[Stored data]
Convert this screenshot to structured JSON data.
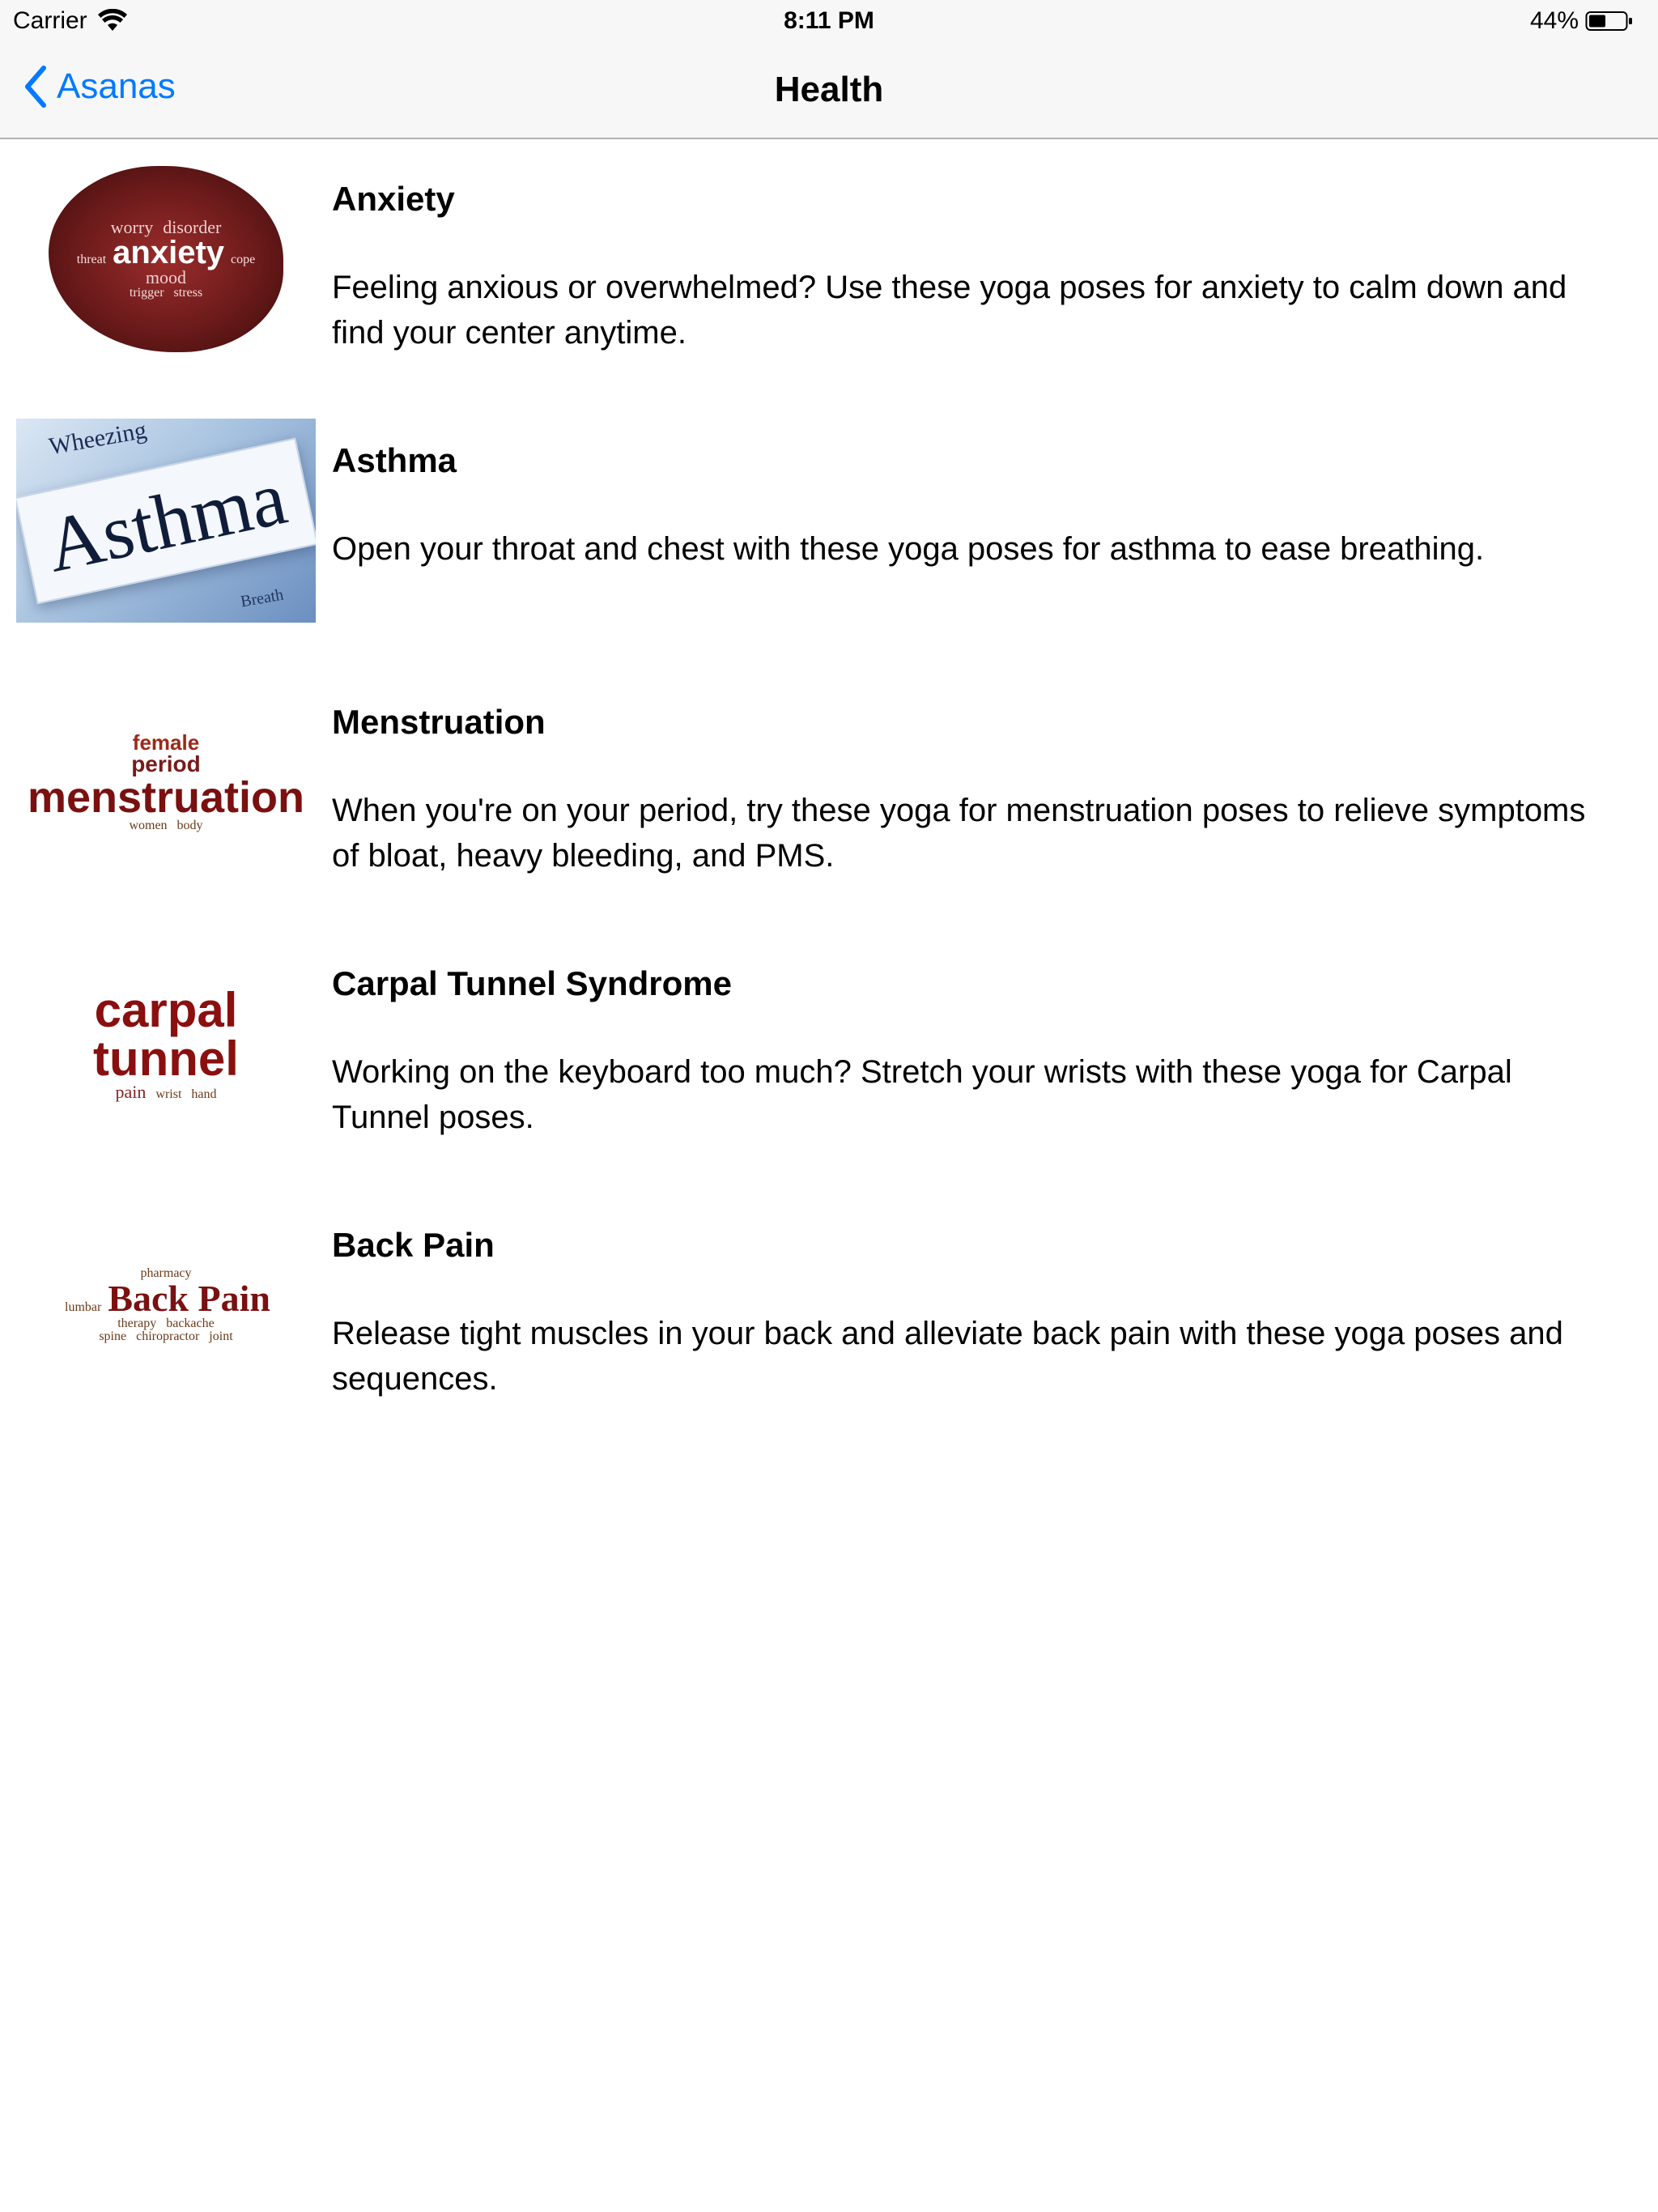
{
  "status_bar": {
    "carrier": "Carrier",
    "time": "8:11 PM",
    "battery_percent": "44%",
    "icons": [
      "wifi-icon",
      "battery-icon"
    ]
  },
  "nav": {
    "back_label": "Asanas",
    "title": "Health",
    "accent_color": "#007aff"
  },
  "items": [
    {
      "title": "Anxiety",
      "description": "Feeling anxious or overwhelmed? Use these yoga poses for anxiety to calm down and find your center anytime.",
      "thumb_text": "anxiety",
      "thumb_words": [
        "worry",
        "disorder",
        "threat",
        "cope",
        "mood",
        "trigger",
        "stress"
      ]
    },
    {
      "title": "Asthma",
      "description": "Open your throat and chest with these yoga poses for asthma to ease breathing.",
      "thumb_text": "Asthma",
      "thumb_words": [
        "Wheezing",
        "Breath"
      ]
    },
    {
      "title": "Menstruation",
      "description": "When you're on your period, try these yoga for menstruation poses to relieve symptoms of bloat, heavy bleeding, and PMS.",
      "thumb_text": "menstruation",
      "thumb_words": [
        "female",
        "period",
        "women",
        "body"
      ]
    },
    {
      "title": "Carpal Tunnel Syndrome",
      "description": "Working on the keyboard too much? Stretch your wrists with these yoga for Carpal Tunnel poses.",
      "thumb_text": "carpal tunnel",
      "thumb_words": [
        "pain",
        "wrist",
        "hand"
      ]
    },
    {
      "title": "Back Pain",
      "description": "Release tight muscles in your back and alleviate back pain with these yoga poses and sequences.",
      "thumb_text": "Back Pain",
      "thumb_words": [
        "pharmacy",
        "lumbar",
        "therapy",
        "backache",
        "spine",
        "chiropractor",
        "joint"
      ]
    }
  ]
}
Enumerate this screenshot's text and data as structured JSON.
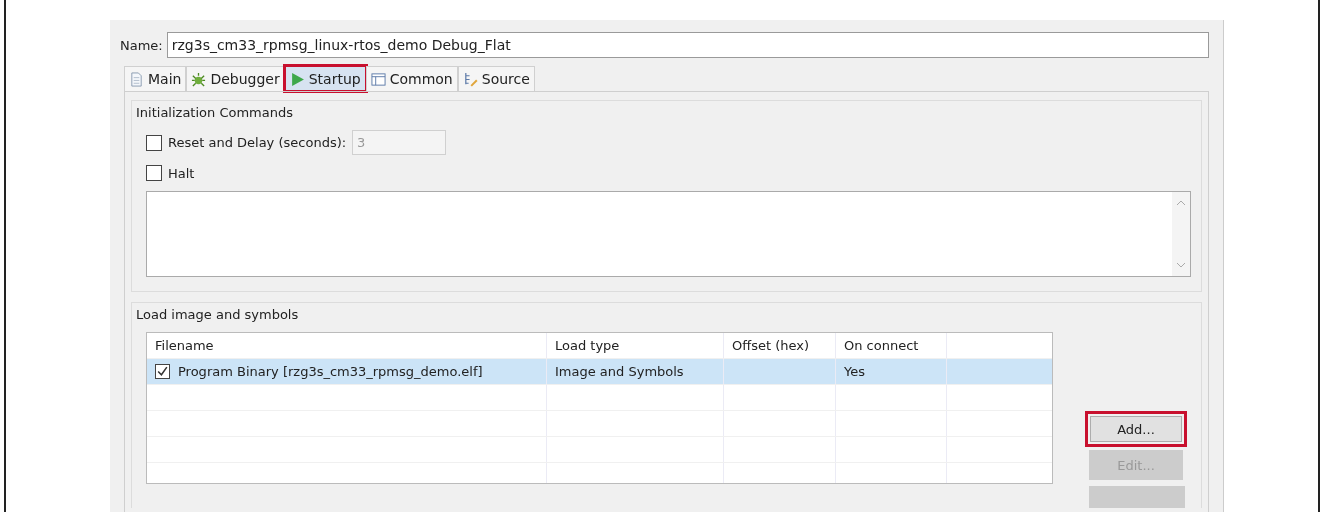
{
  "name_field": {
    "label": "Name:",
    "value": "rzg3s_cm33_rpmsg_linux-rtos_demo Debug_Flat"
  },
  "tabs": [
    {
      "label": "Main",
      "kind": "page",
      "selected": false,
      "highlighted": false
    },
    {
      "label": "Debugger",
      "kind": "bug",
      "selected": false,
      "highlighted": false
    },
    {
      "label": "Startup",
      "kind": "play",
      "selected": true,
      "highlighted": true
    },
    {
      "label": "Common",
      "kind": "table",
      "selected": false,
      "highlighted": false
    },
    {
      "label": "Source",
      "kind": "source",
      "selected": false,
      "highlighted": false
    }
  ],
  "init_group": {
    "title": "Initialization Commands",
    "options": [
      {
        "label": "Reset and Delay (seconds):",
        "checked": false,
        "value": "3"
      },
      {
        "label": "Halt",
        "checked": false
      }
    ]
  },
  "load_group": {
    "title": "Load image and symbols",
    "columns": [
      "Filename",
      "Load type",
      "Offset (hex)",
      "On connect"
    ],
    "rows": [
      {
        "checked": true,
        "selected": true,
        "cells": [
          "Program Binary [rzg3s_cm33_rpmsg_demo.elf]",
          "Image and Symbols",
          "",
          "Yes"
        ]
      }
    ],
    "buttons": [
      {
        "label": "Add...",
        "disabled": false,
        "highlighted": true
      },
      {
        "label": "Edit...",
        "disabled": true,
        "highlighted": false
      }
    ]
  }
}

§ **WORK TO DO**
Will you restate every entry word for word and omit the images?

§ **COMPLETE ANSWER**
Convert this screenshot to structured JSON data.
{
  "status_bar": {
    "carrier": "Carrier",
    "time": "8:11 PM",
    "battery_percent": "44%",
    "icons": [
      "wifi-icon",
      "battery-icon"
    ]
  },
  "nav": {
    "back_label": "Asanas",
    "title": "Health",
    "accent_color": "#007aff"
  },
  "items": [
    {
      "title": "Anxiety",
      "description": "Feeling anxious or overwhelmed? Use these yoga poses for anxiety to calm down and find your center anytime.",
      "thumb_text": "anxiety",
      "thumb_words": [
        "worry",
        "disorder",
        "threat",
        "cope",
        "mood",
        "trigger",
        "stress"
      ]
    },
    {
      "title": "Asthma",
      "description": "Open your throat and chest with these yoga poses for asthma to ease breathing.",
      "thumb_text": "Asthma",
      "thumb_words": [
        "Wheezing",
        "Breath"
      ]
    },
    {
      "title": "Menstruation",
      "description": "When you're on your period, try these yoga for menstruation poses to relieve symptoms of bloat, heavy bleeding, and PMS.",
      "thumb_text": "menstruation",
      "thumb_words": [
        "female",
        "period",
        "women",
        "body"
      ]
    },
    {
      "title": "Carpal Tunnel Syndrome",
      "description": "Working on the keyboard too much? Stretch your wrists with these yoga for Carpal Tunnel poses.",
      "thumb_text": "carpal tunnel",
      "thumb_words": [
        "pain",
        "wrist",
        "hand"
      ]
    },
    {
      "title": "Back Pain",
      "description": "Release tight muscles in your back and alleviate back pain with these yoga poses and sequences.",
      "thumb_text": "Back Pain",
      "thumb_words": [
        "pharmacy",
        "lumbar",
        "therapy",
        "backache",
        "spine",
        "chiropractor",
        "joint"
      ]
    }
  ]
}
Enumerate this screenshot's text and data as structured JSON.
{
  "name_field": {
    "label": "Name:",
    "value": "rzg3s_cm33_rpmsg_linux-rtos_demo Debug_Flat"
  },
  "tabs": [
    {
      "label": "Main",
      "kind": "page",
      "selected": false,
      "highlighted": false
    },
    {
      "label": "Debugger",
      "kind": "bug",
      "selected": false,
      "highlighted": false
    },
    {
      "label": "Startup",
      "kind": "play",
      "selected": true,
      "highlighted": true
    },
    {
      "label": "Common",
      "kind": "table",
      "selected": false,
      "highlighted": false
    },
    {
      "label": "Source",
      "kind": "source",
      "selected": false,
      "highlighted": false
    }
  ],
  "init_group": {
    "title": "Initialization Commands",
    "options": [
      {
        "label": "Reset and Delay (seconds):",
        "checked": false,
        "value": "3"
      },
      {
        "label": "Halt",
        "checked": false
      }
    ]
  },
  "load_group": {
    "title": "Load image and symbols",
    "columns": [
      "Filename",
      "Load type",
      "Offset (hex)",
      "On connect"
    ],
    "rows": [
      {
        "checked": true,
        "selected": true,
        "cells": [
          "Program Binary [rzg3s_cm33_rpmsg_demo.elf]",
          "Image and Symbols",
          "",
          "Yes"
        ]
      }
    ],
    "buttons": [
      {
        "label": "Add...",
        "disabled": false,
        "highlighted": true
      },
      {
        "label": "Edit...",
        "disabled": true,
        "highlighted": false
      }
    ]
  }
}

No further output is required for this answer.